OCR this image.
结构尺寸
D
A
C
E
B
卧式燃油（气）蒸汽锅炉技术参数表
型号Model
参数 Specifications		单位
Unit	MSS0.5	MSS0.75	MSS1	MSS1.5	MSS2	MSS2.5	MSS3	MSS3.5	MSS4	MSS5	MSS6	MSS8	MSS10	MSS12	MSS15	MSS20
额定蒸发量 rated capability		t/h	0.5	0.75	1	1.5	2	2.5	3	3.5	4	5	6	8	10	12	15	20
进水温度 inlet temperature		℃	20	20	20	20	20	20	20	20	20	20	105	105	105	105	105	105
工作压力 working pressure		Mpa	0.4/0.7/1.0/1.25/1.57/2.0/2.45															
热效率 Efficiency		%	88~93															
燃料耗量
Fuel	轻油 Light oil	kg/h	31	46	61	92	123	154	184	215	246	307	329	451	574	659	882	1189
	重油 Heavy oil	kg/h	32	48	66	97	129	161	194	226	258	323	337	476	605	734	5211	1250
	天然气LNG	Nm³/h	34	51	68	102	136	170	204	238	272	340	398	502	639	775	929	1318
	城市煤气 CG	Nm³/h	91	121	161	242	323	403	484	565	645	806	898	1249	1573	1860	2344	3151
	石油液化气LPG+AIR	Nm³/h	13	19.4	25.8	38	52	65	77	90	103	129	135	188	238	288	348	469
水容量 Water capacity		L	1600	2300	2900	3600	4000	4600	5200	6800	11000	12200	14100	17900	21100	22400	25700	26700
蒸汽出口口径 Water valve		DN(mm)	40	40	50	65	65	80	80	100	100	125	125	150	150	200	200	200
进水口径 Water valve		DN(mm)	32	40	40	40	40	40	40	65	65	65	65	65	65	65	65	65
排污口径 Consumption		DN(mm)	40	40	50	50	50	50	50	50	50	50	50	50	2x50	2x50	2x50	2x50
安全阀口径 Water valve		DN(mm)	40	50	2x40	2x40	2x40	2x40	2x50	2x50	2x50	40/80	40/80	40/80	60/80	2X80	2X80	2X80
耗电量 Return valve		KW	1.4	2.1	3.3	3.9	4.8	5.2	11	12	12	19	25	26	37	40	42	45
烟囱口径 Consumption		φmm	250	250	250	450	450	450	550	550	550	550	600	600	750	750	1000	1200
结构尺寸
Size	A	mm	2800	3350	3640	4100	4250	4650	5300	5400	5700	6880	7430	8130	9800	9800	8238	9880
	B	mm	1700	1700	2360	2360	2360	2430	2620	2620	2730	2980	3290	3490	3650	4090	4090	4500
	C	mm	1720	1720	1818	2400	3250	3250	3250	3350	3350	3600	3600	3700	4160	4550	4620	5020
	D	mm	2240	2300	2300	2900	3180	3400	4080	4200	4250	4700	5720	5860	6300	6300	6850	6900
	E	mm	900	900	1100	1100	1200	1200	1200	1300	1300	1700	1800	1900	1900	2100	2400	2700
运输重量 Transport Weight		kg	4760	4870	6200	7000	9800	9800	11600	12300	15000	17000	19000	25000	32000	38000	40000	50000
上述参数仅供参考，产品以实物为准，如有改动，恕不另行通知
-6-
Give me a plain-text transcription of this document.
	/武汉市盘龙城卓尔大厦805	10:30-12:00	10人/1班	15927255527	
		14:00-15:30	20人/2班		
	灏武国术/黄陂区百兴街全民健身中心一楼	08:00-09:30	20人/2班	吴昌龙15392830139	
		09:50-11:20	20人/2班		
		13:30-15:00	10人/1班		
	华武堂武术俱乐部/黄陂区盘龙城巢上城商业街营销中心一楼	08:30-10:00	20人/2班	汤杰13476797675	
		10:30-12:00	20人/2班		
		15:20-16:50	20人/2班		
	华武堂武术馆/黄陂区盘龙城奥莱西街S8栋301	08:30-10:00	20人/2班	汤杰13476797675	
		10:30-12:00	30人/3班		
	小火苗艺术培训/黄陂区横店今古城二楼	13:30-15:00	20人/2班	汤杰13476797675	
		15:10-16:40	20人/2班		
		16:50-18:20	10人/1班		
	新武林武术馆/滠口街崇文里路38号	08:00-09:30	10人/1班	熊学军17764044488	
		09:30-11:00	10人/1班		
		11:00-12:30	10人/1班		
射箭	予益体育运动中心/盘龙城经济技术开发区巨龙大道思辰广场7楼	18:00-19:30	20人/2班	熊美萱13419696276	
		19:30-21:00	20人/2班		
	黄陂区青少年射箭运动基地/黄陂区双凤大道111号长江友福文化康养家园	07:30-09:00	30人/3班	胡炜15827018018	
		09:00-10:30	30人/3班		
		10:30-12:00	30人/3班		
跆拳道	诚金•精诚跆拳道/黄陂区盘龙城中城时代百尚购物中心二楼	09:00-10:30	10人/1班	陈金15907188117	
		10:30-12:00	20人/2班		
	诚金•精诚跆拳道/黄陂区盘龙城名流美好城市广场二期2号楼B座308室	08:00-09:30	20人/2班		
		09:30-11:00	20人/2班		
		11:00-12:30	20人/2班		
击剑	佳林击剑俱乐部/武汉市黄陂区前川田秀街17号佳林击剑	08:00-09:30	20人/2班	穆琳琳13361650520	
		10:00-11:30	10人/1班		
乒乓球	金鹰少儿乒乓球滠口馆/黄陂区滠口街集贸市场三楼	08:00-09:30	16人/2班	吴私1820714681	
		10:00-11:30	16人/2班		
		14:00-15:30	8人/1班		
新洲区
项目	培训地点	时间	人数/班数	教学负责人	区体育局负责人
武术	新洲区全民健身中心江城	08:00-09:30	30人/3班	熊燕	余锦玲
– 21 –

★ ★ ★ ★ ★ ★ ★

Direction:
All of the data needs to be reproduced exactly, with no line missing.

The result:
OCR this image.
结构尺寸
D
A
C
E
B
卧式燃油（气）蒸汽锅炉技术参数表
型号Model
参数 Specifications		单位
Unit	MSS0.5	MSS0.75	MSS1	MSS1.5	MSS2	MSS2.5	MSS3	MSS3.5	MSS4	MSS5	MSS6	MSS8	MSS10	MSS12	MSS15	MSS20
额定蒸发量 rated capability		t/h	0.5	0.75	1	1.5	2	2.5	3	3.5	4	5	6	8	10	12	15	20
进水温度 inlet temperature		℃	20	20	20	20	20	20	20	20	20	20	105	105	105	105	105	105
工作压力 working pressure		Mpa	0.4/0.7/1.0/1.25/1.57/2.0/2.45															
热效率 Efficiency		%	88~93															
燃料耗量
Fuel	轻油 Light oil	kg/h	31	46	61	92	123	154	184	215	246	307	329	451	574	659	882	1189
	重油 Heavy oil	kg/h	32	48	66	97	129	161	194	226	258	323	337	476	605	734	5211	1250
	天然气LNG	Nm³/h	34	51	68	102	136	170	204	238	272	340	398	502	639	775	929	1318
	城市煤气 CG	Nm³/h	91	121	161	242	323	403	484	565	645	806	898	1249	1573	1860	2344	3151
	石油液化气LPG+AIR	Nm³/h	13	19.4	25.8	38	52	65	77	90	103	129	135	188	238	288	348	469
水容量 Water capacity		L	1600	2300	2900	3600	4000	4600	5200	6800	11000	12200	14100	17900	21100	22400	25700	26700
蒸汽出口口径 Water valve		DN(mm)	40	40	50	65	65	80	80	100	100	125	125	150	150	200	200	200
进水口径 Water valve		DN(mm)	32	40	40	40	40	40	40	65	65	65	65	65	65	65	65	65
排污口径 Consumption		DN(mm)	40	40	50	50	50	50	50	50	50	50	50	50	2x50	2x50	2x50	2x50
安全阀口径 Water valve		DN(mm)	40	50	2x40	2x40	2x40	2x40	2x50	2x50	2x50	40/80	40/80	40/80	60/80	2X80	2X80	2X80
耗电量 Return valve		KW	1.4	2.1	3.3	3.9	4.8	5.2	11	12	12	19	25	26	37	40	42	45
烟囱口径 Consumption		φmm	250	250	250	450	450	450	550	550	550	550	600	600	750	750	1000	1200
结构尺寸
Size	A	mm	2800	3350	3640	4100	4250	4650	5300	5400	5700	6880	7430	8130	9800	9800	8238	9880
	B	mm	1700	1700	2360	2360	2360	2430	2620	2620	2730	2980	3290	3490	3650	4090	4090	4500
	C	mm	1720	1720	1818	2400	3250	3250	3250	3350	3350	3600	3600	3700	4160	4550	4620	5020
	D	mm	2240	2300	2300	2900	3180	3400	4080	4200	4250	4700	5720	5860	6300	6300	6850	6900
	E	mm	900	900	1100	1100	1200	1200	1200	1300	1300	1700	1800	1900	1900	2100	2400	2700
运输重量 Transport Weight		kg	4760	4870	6200	7000	9800	9800	11600	12300	15000	17000	19000	25000	32000	38000	40000	50000
上述参数仅供参考，产品以实物为准，如有改动，恕不另行通知
-6-
Give me a plain-text transcription of this document.
	/武汉市盘龙城卓尔大厦805	10:30-12:00	10人/1班	15927255527	
		14:00-15:30	20人/2班		
	灏武国术/黄陂区百兴街全民健身中心一楼	08:00-09:30	20人/2班	吴昌龙15392830139	
		09:50-11:20	20人/2班		
		13:30-15:00	10人/1班		
	华武堂武术俱乐部/黄陂区盘龙城巢上城商业街营销中心一楼	08:30-10:00	20人/2班	汤杰13476797675	
		10:30-12:00	20人/2班		
		15:20-16:50	20人/2班		
	华武堂武术馆/黄陂区盘龙城奥莱西街S8栋301	08:30-10:00	20人/2班	汤杰13476797675	
		10:30-12:00	30人/3班		
	小火苗艺术培训/黄陂区横店今古城二楼	13:30-15:00	20人/2班	汤杰13476797675	
		15:10-16:40	20人/2班		
		16:50-18:20	10人/1班		
	新武林武术馆/滠口街崇文里路38号	08:00-09:30	10人/1班	熊学军17764044488	
		09:30-11:00	10人/1班		
		11:00-12:30	10人/1班		
射箭	予益体育运动中心/盘龙城经济技术开发区巨龙大道思辰广场7楼	18:00-19:30	20人/2班	熊美萱13419696276	
		19:30-21:00	20人/2班		
	黄陂区青少年射箭运动基地/黄陂区双凤大道111号长江友福文化康养家园	07:30-09:00	30人/3班	胡炜15827018018	
		09:00-10:30	30人/3班		
		10:30-12:00	30人/3班		
跆拳道	诚金•精诚跆拳道/黄陂区盘龙城中城时代百尚购物中心二楼	09:00-10:30	10人/1班	陈金15907188117	
		10:30-12:00	20人/2班		
	诚金•精诚跆拳道/黄陂区盘龙城名流美好城市广场二期2号楼B座308室	08:00-09:30	20人/2班		
		09:30-11:00	20人/2班		
		11:00-12:30	20人/2班		
击剑	佳林击剑俱乐部/武汉市黄陂区前川田秀街17号佳林击剑	08:00-09:30	20人/2班	穆琳琳13361650520	
		10:00-11:30	10人/1班		
乒乓球	金鹰少儿乒乓球滠口馆/黄陂区滠口街集贸市场三楼	08:00-09:30	16人/2班	吴私1820714681	
		10:00-11:30	16人/2班		
		14:00-15:30	8人/1班		
新洲区
项目	培训地点	时间	人数/班数	教学负责人	区体育局负责人
武术	新洲区全民健身中心江城	08:00-09:30	30人/3班	熊燕	余锦玲
– 21 –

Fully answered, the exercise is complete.